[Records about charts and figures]

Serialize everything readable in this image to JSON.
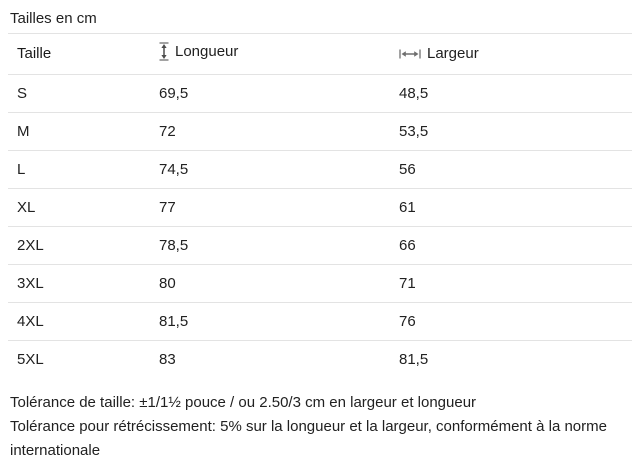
{
  "title": "Tailles en cm",
  "table": {
    "columns": {
      "size_label": "Taille",
      "length_label": "Longueur",
      "width_label": "Largeur"
    },
    "rows": [
      {
        "size": "S",
        "longueur": "69,5",
        "largeur": "48,5"
      },
      {
        "size": "M",
        "longueur": "72",
        "largeur": "53,5"
      },
      {
        "size": "L",
        "longueur": "74,5",
        "largeur": "56"
      },
      {
        "size": "XL",
        "longueur": "77",
        "largeur": "61"
      },
      {
        "size": "2XL",
        "longueur": "78,5",
        "largeur": "66"
      },
      {
        "size": "3XL",
        "longueur": "80",
        "largeur": "71"
      },
      {
        "size": "4XL",
        "longueur": "81,5",
        "largeur": "76"
      },
      {
        "size": "5XL",
        "longueur": "83",
        "largeur": "81,5"
      }
    ]
  },
  "notes": [
    "Tolérance de taille: ±1/1½ pouce / ou 2.50/3 cm en largeur et longueur",
    "Tolérance pour rétrécissement: 5% sur la longueur et la largeur, conformément à la norme internationale"
  ],
  "icons": {
    "length": "vertical-measure-arrow-icon",
    "width": "horizontal-measure-arrow-icon"
  },
  "colors": {
    "text": "#212121",
    "border": "#e3e3e3",
    "icon_caps": "#8c8c8c",
    "icon_arrow": "#4d4d4d"
  }
}
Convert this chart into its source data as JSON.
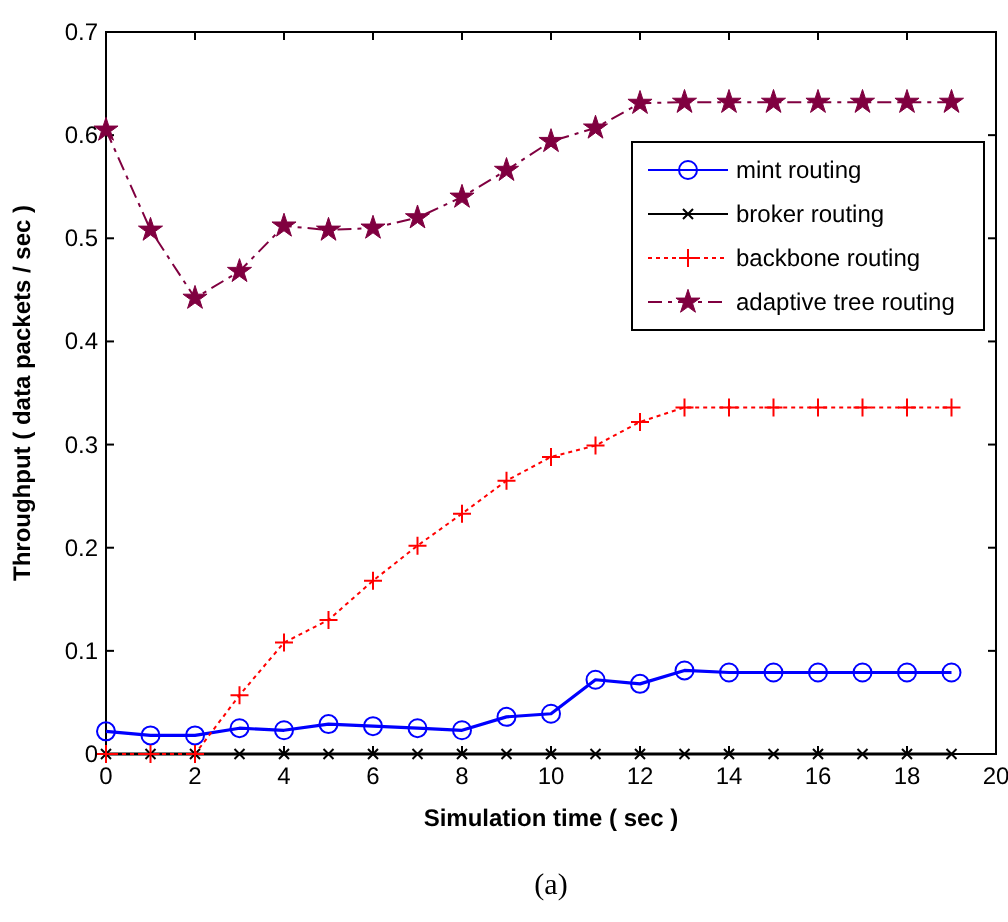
{
  "chart_data": {
    "type": "line",
    "xlabel": "Simulation time ( sec )",
    "ylabel": "Throughput ( data packets / sec )",
    "annotations": [
      "(a)"
    ],
    "x": [
      0,
      1,
      2,
      3,
      4,
      5,
      6,
      7,
      8,
      9,
      10,
      11,
      12,
      13,
      14,
      15,
      16,
      17,
      18,
      19
    ],
    "series": [
      {
        "name": "mint routing",
        "color": "#0000ff",
        "marker": "circle",
        "line_style": "solid",
        "values": [
          0.022,
          0.018,
          0.018,
          0.025,
          0.023,
          0.029,
          0.027,
          0.025,
          0.023,
          0.036,
          0.039,
          0.072,
          0.068,
          0.081,
          0.079,
          0.079,
          0.079,
          0.079,
          0.079,
          0.079
        ]
      },
      {
        "name": "broker routing",
        "color": "#000000",
        "marker": "cross",
        "line_style": "solid",
        "values": [
          0,
          0,
          0,
          0,
          0,
          0,
          0,
          0,
          0,
          0,
          0,
          0,
          0,
          0,
          0,
          0,
          0,
          0,
          0,
          0
        ]
      },
      {
        "name": "backbone routing",
        "color": "#ff0000",
        "marker": "plus",
        "line_style": "dotted",
        "values": [
          0,
          0,
          0,
          0.057,
          0.108,
          0.13,
          0.168,
          0.202,
          0.233,
          0.265,
          0.288,
          0.299,
          0.322,
          0.336,
          0.336,
          0.336,
          0.336,
          0.336,
          0.336,
          0.336
        ]
      },
      {
        "name": "adaptive tree routing",
        "color": "#800040",
        "marker": "star",
        "line_style": "dashdot",
        "values": [
          0.605,
          0.508,
          0.442,
          0.468,
          0.512,
          0.508,
          0.51,
          0.52,
          0.54,
          0.566,
          0.594,
          0.607,
          0.631,
          0.632,
          0.632,
          0.632,
          0.632,
          0.632,
          0.632,
          0.632
        ]
      }
    ],
    "xlim": [
      0,
      20
    ],
    "ylim": [
      0,
      0.7
    ],
    "xticks": [
      0,
      2,
      4,
      6,
      8,
      10,
      12,
      14,
      16,
      18,
      20
    ],
    "yticks": [
      0,
      0.1,
      0.2,
      0.3,
      0.4,
      0.5,
      0.6,
      0.7
    ],
    "grid": false,
    "legend": "top right"
  }
}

→ Stated task
Set every line down exactly as written, leaving each picture out.

→ Exercise output
Serialize everything readable in this image to JSON.
{
  "title": "Tailles en cm",
  "table": {
    "columns": {
      "size_label": "Taille",
      "length_label": "Longueur",
      "width_label": "Largeur"
    },
    "rows": [
      {
        "size": "S",
        "longueur": "69,5",
        "largeur": "48,5"
      },
      {
        "size": "M",
        "longueur": "72",
        "largeur": "53,5"
      },
      {
        "size": "L",
        "longueur": "74,5",
        "largeur": "56"
      },
      {
        "size": "XL",
        "longueur": "77",
        "largeur": "61"
      },
      {
        "size": "2XL",
        "longueur": "78,5",
        "largeur": "66"
      },
      {
        "size": "3XL",
        "longueur": "80",
        "largeur": "71"
      },
      {
        "size": "4XL",
        "longueur": "81,5",
        "largeur": "76"
      },
      {
        "size": "5XL",
        "longueur": "83",
        "largeur": "81,5"
      }
    ]
  },
  "notes": [
    "Tolérance de taille: ±1/1½ pouce / ou 2.50/3 cm en largeur et longueur",
    "Tolérance pour rétrécissement: 5% sur la longueur et la largeur, conformément à la norme internationale"
  ],
  "icons": {
    "length": "vertical-measure-arrow-icon",
    "width": "horizontal-measure-arrow-icon"
  },
  "colors": {
    "text": "#212121",
    "border": "#e3e3e3",
    "icon_caps": "#8c8c8c",
    "icon_arrow": "#4d4d4d"
  }
}
Convert this chart into its source data as JSON.
{
  "chart_data": {
    "type": "line",
    "xlabel": "Simulation time ( sec )",
    "ylabel": "Throughput ( data packets / sec )",
    "annotations": [
      "(a)"
    ],
    "x": [
      0,
      1,
      2,
      3,
      4,
      5,
      6,
      7,
      8,
      9,
      10,
      11,
      12,
      13,
      14,
      15,
      16,
      17,
      18,
      19
    ],
    "series": [
      {
        "name": "mint routing",
        "color": "#0000ff",
        "marker": "circle",
        "line_style": "solid",
        "values": [
          0.022,
          0.018,
          0.018,
          0.025,
          0.023,
          0.029,
          0.027,
          0.025,
          0.023,
          0.036,
          0.039,
          0.072,
          0.068,
          0.081,
          0.079,
          0.079,
          0.079,
          0.079,
          0.079,
          0.079
        ]
      },
      {
        "name": "broker routing",
        "color": "#000000",
        "marker": "cross",
        "line_style": "solid",
        "values": [
          0,
          0,
          0,
          0,
          0,
          0,
          0,
          0,
          0,
          0,
          0,
          0,
          0,
          0,
          0,
          0,
          0,
          0,
          0,
          0
        ]
      },
      {
        "name": "backbone routing",
        "color": "#ff0000",
        "marker": "plus",
        "line_style": "dotted",
        "values": [
          0,
          0,
          0,
          0.057,
          0.108,
          0.13,
          0.168,
          0.202,
          0.233,
          0.265,
          0.288,
          0.299,
          0.322,
          0.336,
          0.336,
          0.336,
          0.336,
          0.336,
          0.336,
          0.336
        ]
      },
      {
        "name": "adaptive tree routing",
        "color": "#800040",
        "marker": "star",
        "line_style": "dashdot",
        "values": [
          0.605,
          0.508,
          0.442,
          0.468,
          0.512,
          0.508,
          0.51,
          0.52,
          0.54,
          0.566,
          0.594,
          0.607,
          0.631,
          0.632,
          0.632,
          0.632,
          0.632,
          0.632,
          0.632,
          0.632
        ]
      }
    ],
    "xlim": [
      0,
      20
    ],
    "ylim": [
      0,
      0.7
    ],
    "xticks": [
      0,
      2,
      4,
      6,
      8,
      10,
      12,
      14,
      16,
      18,
      20
    ],
    "yticks": [
      0,
      0.1,
      0.2,
      0.3,
      0.4,
      0.5,
      0.6,
      0.7
    ],
    "grid": false,
    "legend": "top right"
  }
}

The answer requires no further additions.